[Dataset entries on figures]
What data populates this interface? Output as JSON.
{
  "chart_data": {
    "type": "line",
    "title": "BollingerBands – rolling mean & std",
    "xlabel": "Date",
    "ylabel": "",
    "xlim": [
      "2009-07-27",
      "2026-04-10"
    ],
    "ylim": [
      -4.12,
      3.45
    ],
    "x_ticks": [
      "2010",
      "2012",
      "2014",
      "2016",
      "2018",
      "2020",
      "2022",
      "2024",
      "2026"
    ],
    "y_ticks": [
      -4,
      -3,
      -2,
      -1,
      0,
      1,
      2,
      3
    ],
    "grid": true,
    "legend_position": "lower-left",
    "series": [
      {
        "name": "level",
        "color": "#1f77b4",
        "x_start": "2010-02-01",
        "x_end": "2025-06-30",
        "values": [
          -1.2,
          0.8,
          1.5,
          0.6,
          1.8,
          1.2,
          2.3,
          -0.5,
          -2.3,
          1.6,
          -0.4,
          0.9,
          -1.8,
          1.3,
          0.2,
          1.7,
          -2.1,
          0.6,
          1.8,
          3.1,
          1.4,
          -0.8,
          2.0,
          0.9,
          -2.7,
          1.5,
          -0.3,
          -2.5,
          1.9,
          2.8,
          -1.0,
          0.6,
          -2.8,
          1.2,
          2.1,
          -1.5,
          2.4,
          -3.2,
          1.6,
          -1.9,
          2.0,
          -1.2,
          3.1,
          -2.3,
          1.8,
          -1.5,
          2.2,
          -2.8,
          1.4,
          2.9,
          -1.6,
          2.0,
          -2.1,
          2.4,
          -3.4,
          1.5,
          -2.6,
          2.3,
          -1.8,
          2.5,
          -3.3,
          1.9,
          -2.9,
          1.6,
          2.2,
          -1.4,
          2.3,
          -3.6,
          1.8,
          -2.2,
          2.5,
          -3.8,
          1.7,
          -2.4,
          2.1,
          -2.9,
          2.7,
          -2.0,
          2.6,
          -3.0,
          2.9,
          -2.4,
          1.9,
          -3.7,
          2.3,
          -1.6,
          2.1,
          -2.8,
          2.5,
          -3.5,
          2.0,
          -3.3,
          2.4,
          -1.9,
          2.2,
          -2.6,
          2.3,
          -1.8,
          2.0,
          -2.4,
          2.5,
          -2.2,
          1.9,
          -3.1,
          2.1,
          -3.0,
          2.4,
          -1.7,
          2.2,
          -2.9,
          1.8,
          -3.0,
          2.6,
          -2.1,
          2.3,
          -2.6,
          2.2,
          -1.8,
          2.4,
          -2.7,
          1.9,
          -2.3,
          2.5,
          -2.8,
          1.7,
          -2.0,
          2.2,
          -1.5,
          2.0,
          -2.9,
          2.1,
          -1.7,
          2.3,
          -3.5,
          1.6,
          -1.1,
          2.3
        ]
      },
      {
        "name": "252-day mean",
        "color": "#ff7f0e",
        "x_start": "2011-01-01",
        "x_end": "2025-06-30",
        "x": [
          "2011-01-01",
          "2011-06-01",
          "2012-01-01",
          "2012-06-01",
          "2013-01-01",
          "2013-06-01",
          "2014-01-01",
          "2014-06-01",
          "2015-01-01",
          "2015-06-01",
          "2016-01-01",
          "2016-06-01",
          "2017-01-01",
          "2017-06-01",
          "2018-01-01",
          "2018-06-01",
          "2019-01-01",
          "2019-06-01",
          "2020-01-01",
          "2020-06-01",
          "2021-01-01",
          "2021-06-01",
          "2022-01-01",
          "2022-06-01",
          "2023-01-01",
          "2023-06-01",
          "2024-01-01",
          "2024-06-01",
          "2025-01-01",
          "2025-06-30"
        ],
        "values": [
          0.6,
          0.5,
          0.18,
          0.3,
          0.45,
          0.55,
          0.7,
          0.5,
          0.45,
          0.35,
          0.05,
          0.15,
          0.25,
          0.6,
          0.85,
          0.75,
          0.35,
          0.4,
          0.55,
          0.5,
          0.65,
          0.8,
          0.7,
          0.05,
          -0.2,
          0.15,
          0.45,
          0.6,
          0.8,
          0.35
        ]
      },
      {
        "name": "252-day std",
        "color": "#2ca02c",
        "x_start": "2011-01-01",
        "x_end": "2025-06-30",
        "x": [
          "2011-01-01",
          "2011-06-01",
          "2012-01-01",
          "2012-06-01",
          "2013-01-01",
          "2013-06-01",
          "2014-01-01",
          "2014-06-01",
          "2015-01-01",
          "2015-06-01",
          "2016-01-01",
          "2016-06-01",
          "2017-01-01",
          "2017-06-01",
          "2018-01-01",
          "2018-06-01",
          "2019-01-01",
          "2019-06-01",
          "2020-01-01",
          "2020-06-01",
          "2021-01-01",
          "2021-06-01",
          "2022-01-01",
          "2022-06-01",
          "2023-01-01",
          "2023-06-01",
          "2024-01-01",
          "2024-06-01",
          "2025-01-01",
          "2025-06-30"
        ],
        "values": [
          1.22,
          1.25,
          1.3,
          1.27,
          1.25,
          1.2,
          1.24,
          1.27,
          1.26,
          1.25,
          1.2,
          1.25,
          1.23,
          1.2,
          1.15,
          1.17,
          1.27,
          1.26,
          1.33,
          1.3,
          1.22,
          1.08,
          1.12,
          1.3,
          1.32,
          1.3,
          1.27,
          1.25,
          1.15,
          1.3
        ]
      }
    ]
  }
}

> **EXERCISE**
Transcribe the material exactly as it reads.

> **SOLVED EXERCISE**
What data populates this interface? Output as JSON.
{
  "chart_data": {
    "type": "line",
    "title": "BollingerBands – rolling mean & std",
    "xlabel": "Date",
    "ylabel": "",
    "xlim": [
      "2009-07-27",
      "2026-04-10"
    ],
    "ylim": [
      -4.12,
      3.45
    ],
    "x_ticks": [
      "2010",
      "2012",
      "2014",
      "2016",
      "2018",
      "2020",
      "2022",
      "2024",
      "2026"
    ],
    "y_ticks": [
      -4,
      -3,
      -2,
      -1,
      0,
      1,
      2,
      3
    ],
    "grid": true,
    "legend_position": "lower-left",
    "series": [
      {
        "name": "level",
        "color": "#1f77b4",
        "x_start": "2010-02-01",
        "x_end": "2025-06-30",
        "values": [
          -1.2,
          0.8,
          1.5,
          0.6,
          1.8,
          1.2,
          2.3,
          -0.5,
          -2.3,
          1.6,
          -0.4,
          0.9,
          -1.8,
          1.3,
          0.2,
          1.7,
          -2.1,
          0.6,
          1.8,
          3.1,
          1.4,
          -0.8,
          2.0,
          0.9,
          -2.7,
          1.5,
          -0.3,
          -2.5,
          1.9,
          2.8,
          -1.0,
          0.6,
          -2.8,
          1.2,
          2.1,
          -1.5,
          2.4,
          -3.2,
          1.6,
          -1.9,
          2.0,
          -1.2,
          3.1,
          -2.3,
          1.8,
          -1.5,
          2.2,
          -2.8,
          1.4,
          2.9,
          -1.6,
          2.0,
          -2.1,
          2.4,
          -3.4,
          1.5,
          -2.6,
          2.3,
          -1.8,
          2.5,
          -3.3,
          1.9,
          -2.9,
          1.6,
          2.2,
          -1.4,
          2.3,
          -3.6,
          1.8,
          -2.2,
          2.5,
          -3.8,
          1.7,
          -2.4,
          2.1,
          -2.9,
          2.7,
          -2.0,
          2.6,
          -3.0,
          2.9,
          -2.4,
          1.9,
          -3.7,
          2.3,
          -1.6,
          2.1,
          -2.8,
          2.5,
          -3.5,
          2.0,
          -3.3,
          2.4,
          -1.9,
          2.2,
          -2.6,
          2.3,
          -1.8,
          2.0,
          -2.4,
          2.5,
          -2.2,
          1.9,
          -3.1,
          2.1,
          -3.0,
          2.4,
          -1.7,
          2.2,
          -2.9,
          1.8,
          -3.0,
          2.6,
          -2.1,
          2.3,
          -2.6,
          2.2,
          -1.8,
          2.4,
          -2.7,
          1.9,
          -2.3,
          2.5,
          -2.8,
          1.7,
          -2.0,
          2.2,
          -1.5,
          2.0,
          -2.9,
          2.1,
          -1.7,
          2.3,
          -3.5,
          1.6,
          -1.1,
          2.3
        ]
      },
      {
        "name": "252-day mean",
        "color": "#ff7f0e",
        "x_start": "2011-01-01",
        "x_end": "2025-06-30",
        "x": [
          "2011-01-01",
          "2011-06-01",
          "2012-01-01",
          "2012-06-01",
          "2013-01-01",
          "2013-06-01",
          "2014-01-01",
          "2014-06-01",
          "2015-01-01",
          "2015-06-01",
          "2016-01-01",
          "2016-06-01",
          "2017-01-01",
          "2017-06-01",
          "2018-01-01",
          "2018-06-01",
          "2019-01-01",
          "2019-06-01",
          "2020-01-01",
          "2020-06-01",
          "2021-01-01",
          "2021-06-01",
          "2022-01-01",
          "2022-06-01",
          "2023-01-01",
          "2023-06-01",
          "2024-01-01",
          "2024-06-01",
          "2025-01-01",
          "2025-06-30"
        ],
        "values": [
          0.6,
          0.5,
          0.18,
          0.3,
          0.45,
          0.55,
          0.7,
          0.5,
          0.45,
          0.35,
          0.05,
          0.15,
          0.25,
          0.6,
          0.85,
          0.75,
          0.35,
          0.4,
          0.55,
          0.5,
          0.65,
          0.8,
          0.7,
          0.05,
          -0.2,
          0.15,
          0.45,
          0.6,
          0.8,
          0.35
        ]
      },
      {
        "name": "252-day std",
        "color": "#2ca02c",
        "x_start": "2011-01-01",
        "x_end": "2025-06-30",
        "x": [
          "2011-01-01",
          "2011-06-01",
          "2012-01-01",
          "2012-06-01",
          "2013-01-01",
          "2013-06-01",
          "2014-01-01",
          "2014-06-01",
          "2015-01-01",
          "2015-06-01",
          "2016-01-01",
          "2016-06-01",
          "2017-01-01",
          "2017-06-01",
          "2018-01-01",
          "2018-06-01",
          "2019-01-01",
          "2019-06-01",
          "2020-01-01",
          "2020-06-01",
          "2021-01-01",
          "2021-06-01",
          "2022-01-01",
          "2022-06-01",
          "2023-01-01",
          "2023-06-01",
          "2024-01-01",
          "2024-06-01",
          "2025-01-01",
          "2025-06-30"
        ],
        "values": [
          1.22,
          1.25,
          1.3,
          1.27,
          1.25,
          1.2,
          1.24,
          1.27,
          1.26,
          1.25,
          1.2,
          1.25,
          1.23,
          1.2,
          1.15,
          1.17,
          1.27,
          1.26,
          1.33,
          1.3,
          1.22,
          1.08,
          1.12,
          1.3,
          1.32,
          1.3,
          1.27,
          1.25,
          1.15,
          1.3
        ]
      }
    ]
  }
}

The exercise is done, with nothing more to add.